Each line of the material must be returned exactly.

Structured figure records
※

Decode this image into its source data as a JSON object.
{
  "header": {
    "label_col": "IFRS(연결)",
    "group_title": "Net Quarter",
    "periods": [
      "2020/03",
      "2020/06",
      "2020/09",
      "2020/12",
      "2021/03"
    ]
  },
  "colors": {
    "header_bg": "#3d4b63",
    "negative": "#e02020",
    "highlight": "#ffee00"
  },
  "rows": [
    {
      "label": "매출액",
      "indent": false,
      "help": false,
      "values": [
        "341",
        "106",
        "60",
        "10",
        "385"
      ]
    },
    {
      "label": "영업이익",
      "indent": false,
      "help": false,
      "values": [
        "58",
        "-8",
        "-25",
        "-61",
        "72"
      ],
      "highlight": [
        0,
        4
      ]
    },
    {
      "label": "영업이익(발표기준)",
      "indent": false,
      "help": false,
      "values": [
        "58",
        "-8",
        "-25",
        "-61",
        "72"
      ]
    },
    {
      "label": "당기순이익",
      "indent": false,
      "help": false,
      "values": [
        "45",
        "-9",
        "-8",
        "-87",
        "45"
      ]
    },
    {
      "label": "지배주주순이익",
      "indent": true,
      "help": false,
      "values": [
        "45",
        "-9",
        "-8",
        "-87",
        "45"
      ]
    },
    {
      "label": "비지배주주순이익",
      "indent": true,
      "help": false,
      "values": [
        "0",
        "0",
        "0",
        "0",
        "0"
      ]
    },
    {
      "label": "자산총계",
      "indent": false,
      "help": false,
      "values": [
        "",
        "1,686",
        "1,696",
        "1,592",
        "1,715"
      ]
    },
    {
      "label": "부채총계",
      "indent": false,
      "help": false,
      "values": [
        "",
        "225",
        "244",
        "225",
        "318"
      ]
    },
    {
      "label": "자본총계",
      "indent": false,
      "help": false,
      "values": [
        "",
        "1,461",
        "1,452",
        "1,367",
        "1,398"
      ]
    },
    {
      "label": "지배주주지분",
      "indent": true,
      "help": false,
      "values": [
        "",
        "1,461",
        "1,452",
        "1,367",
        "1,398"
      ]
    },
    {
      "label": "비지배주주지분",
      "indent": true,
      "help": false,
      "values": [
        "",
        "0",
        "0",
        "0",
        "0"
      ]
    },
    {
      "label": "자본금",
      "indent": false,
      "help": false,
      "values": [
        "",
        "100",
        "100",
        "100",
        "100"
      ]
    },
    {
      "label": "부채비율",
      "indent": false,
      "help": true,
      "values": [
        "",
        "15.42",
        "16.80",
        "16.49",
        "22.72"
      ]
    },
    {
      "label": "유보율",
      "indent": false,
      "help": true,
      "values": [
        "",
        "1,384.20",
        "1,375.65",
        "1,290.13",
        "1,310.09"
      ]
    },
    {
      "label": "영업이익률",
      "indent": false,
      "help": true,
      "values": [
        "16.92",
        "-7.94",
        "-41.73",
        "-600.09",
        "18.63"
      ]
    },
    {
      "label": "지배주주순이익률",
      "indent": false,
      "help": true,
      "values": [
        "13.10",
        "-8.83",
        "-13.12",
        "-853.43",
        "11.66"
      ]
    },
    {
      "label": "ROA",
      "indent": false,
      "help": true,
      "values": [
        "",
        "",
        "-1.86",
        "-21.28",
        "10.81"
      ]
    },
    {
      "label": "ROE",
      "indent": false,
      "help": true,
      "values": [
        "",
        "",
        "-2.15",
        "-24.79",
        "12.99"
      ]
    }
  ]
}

※

• **THE REPLY**
Decode this image into its source data as a JSON object.
{
  "header": {
    "label_col": "IFRS(연결)",
    "group_title": "Net Quarter",
    "periods": [
      "2020/03",
      "2020/06",
      "2020/09",
      "2020/12",
      "2021/03"
    ]
  },
  "colors": {
    "header_bg": "#3d4b63",
    "negative": "#e02020",
    "highlight": "#ffee00"
  },
  "rows": [
    {
      "label": "매출액",
      "indent": false,
      "help": false,
      "values": [
        "341",
        "106",
        "60",
        "10",
        "385"
      ]
    },
    {
      "label": "영업이익",
      "indent": false,
      "help": false,
      "values": [
        "58",
        "-8",
        "-25",
        "-61",
        "72"
      ],
      "highlight": [
        0,
        4
      ]
    },
    {
      "label": "영업이익(발표기준)",
      "indent": false,
      "help": false,
      "values": [
        "58",
        "-8",
        "-25",
        "-61",
        "72"
      ]
    },
    {
      "label": "당기순이익",
      "indent": false,
      "help": false,
      "values": [
        "45",
        "-9",
        "-8",
        "-87",
        "45"
      ]
    },
    {
      "label": "지배주주순이익",
      "indent": true,
      "help": false,
      "values": [
        "45",
        "-9",
        "-8",
        "-87",
        "45"
      ]
    },
    {
      "label": "비지배주주순이익",
      "indent": true,
      "help": false,
      "values": [
        "0",
        "0",
        "0",
        "0",
        "0"
      ]
    },
    {
      "label": "자산총계",
      "indent": false,
      "help": false,
      "values": [
        "",
        "1,686",
        "1,696",
        "1,592",
        "1,715"
      ]
    },
    {
      "label": "부채총계",
      "indent": false,
      "help": false,
      "values": [
        "",
        "225",
        "244",
        "225",
        "318"
      ]
    },
    {
      "label": "자본총계",
      "indent": false,
      "help": false,
      "values": [
        "",
        "1,461",
        "1,452",
        "1,367",
        "1,398"
      ]
    },
    {
      "label": "지배주주지분",
      "indent": true,
      "help": false,
      "values": [
        "",
        "1,461",
        "1,452",
        "1,367",
        "1,398"
      ]
    },
    {
      "label": "비지배주주지분",
      "indent": true,
      "help": false,
      "values": [
        "",
        "0",
        "0",
        "0",
        "0"
      ]
    },
    {
      "label": "자본금",
      "indent": false,
      "help": false,
      "values": [
        "",
        "100",
        "100",
        "100",
        "100"
      ]
    },
    {
      "label": "부채비율",
      "indent": false,
      "help": true,
      "values": [
        "",
        "15.42",
        "16.80",
        "16.49",
        "22.72"
      ]
    },
    {
      "label": "유보율",
      "indent": false,
      "help": true,
      "values": [
        "",
        "1,384.20",
        "1,375.65",
        "1,290.13",
        "1,310.09"
      ]
    },
    {
      "label": "영업이익률",
      "indent": false,
      "help": true,
      "values": [
        "16.92",
        "-7.94",
        "-41.73",
        "-600.09",
        "18.63"
      ]
    },
    {
      "label": "지배주주순이익률",
      "indent": false,
      "help": true,
      "values": [
        "13.10",
        "-8.83",
        "-13.12",
        "-853.43",
        "11.66"
      ]
    },
    {
      "label": "ROA",
      "indent": false,
      "help": true,
      "values": [
        "",
        "",
        "-1.86",
        "-21.28",
        "10.81"
      ]
    },
    {
      "label": "ROE",
      "indent": false,
      "help": true,
      "values": [
        "",
        "",
        "-2.15",
        "-24.79",
        "12.99"
      ]
    }
  ]
}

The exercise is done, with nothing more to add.